#### RECORDS

__________

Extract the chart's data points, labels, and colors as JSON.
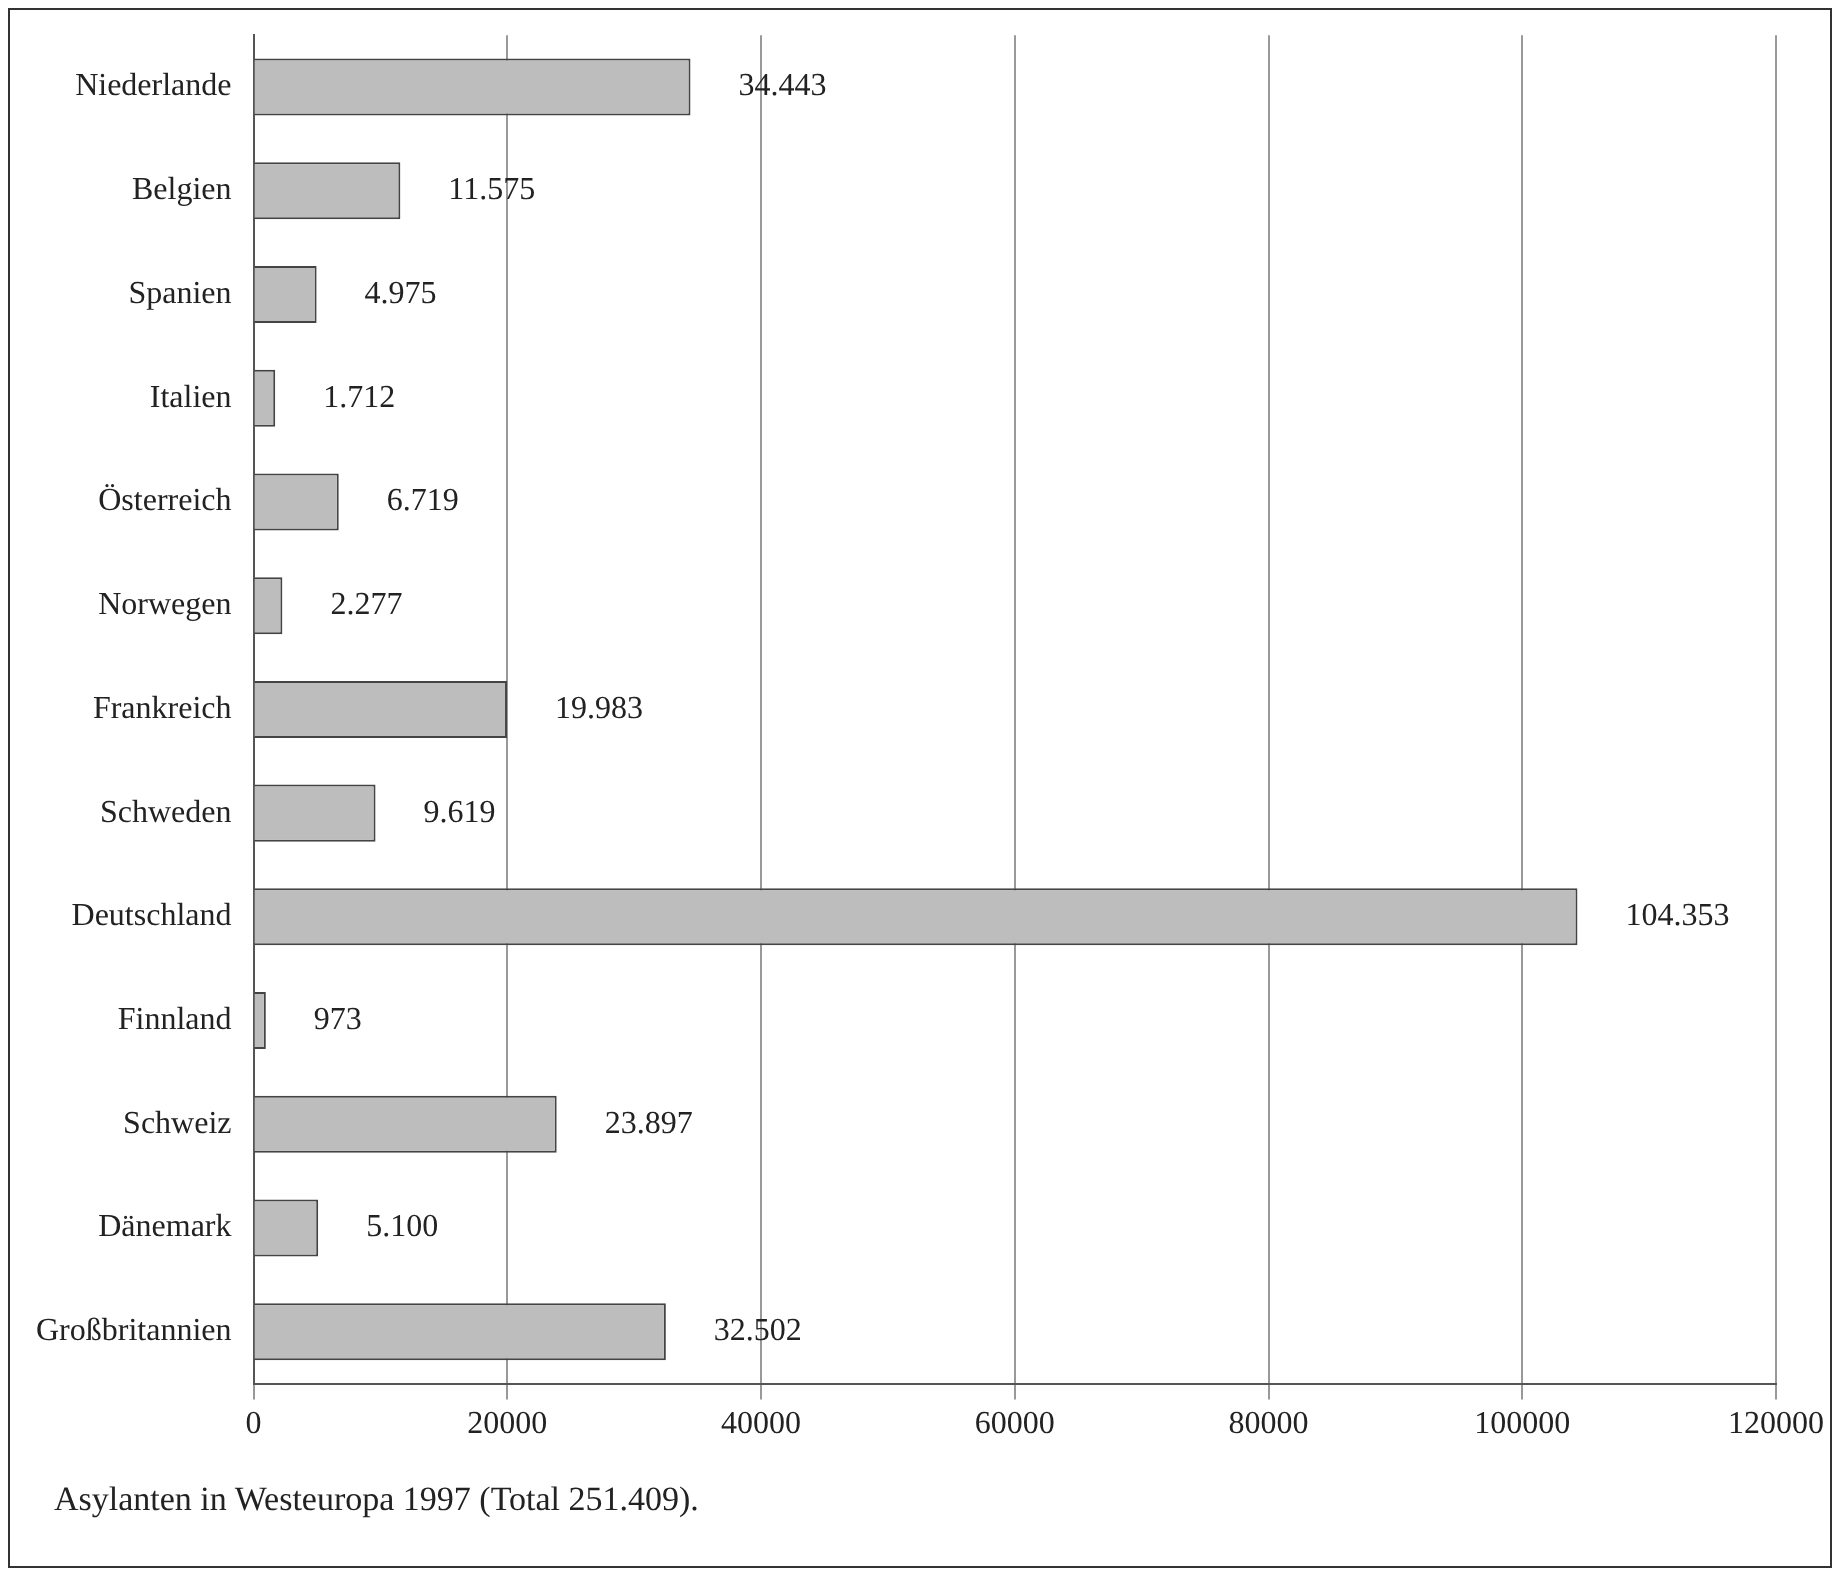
{
  "chart_data": {
    "type": "bar",
    "orientation": "horizontal",
    "categories": [
      "Niederlande",
      "Belgien",
      "Spanien",
      "Italien",
      "Österreich",
      "Norwegen",
      "Frankreich",
      "Schweden",
      "Deutschland",
      "Finnland",
      "Schweiz",
      "Dänemark",
      "Großbritannien"
    ],
    "values": [
      34443,
      11575,
      4975,
      1712,
      6719,
      2277,
      19983,
      9619,
      104353,
      973,
      23897,
      5100,
      32502
    ],
    "value_labels": [
      "34.443",
      "11.575",
      "4.975",
      "1.712",
      "6.719",
      "2.277",
      "19.983",
      "9.619",
      "104.353",
      "973",
      "23.897",
      "5.100",
      "32.502"
    ],
    "color": "#bdbdbd",
    "xlim": [
      0,
      120000
    ],
    "xticks": [
      0,
      20000,
      40000,
      60000,
      80000,
      100000,
      120000
    ],
    "grid": "x",
    "legend": false,
    "annotations": [
      "Asylanten in Westeuropa 1997 (Total 251.409)."
    ]
  }
}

__________

#### WRITTEN INSTRUCTION
Leave out the pictures and copy the rest of the material above exactly.

#### RESPONSE TO THIS EXERCISE
Extract the chart's data points, labels, and colors as JSON.
{
  "chart_data": {
    "type": "bar",
    "orientation": "horizontal",
    "categories": [
      "Niederlande",
      "Belgien",
      "Spanien",
      "Italien",
      "Österreich",
      "Norwegen",
      "Frankreich",
      "Schweden",
      "Deutschland",
      "Finnland",
      "Schweiz",
      "Dänemark",
      "Großbritannien"
    ],
    "values": [
      34443,
      11575,
      4975,
      1712,
      6719,
      2277,
      19983,
      9619,
      104353,
      973,
      23897,
      5100,
      32502
    ],
    "value_labels": [
      "34.443",
      "11.575",
      "4.975",
      "1.712",
      "6.719",
      "2.277",
      "19.983",
      "9.619",
      "104.353",
      "973",
      "23.897",
      "5.100",
      "32.502"
    ],
    "color": "#bdbdbd",
    "xlim": [
      0,
      120000
    ],
    "xticks": [
      0,
      20000,
      40000,
      60000,
      80000,
      100000,
      120000
    ],
    "grid": "x",
    "legend": false,
    "annotations": [
      "Asylanten in Westeuropa 1997 (Total 251.409)."
    ]
  }
}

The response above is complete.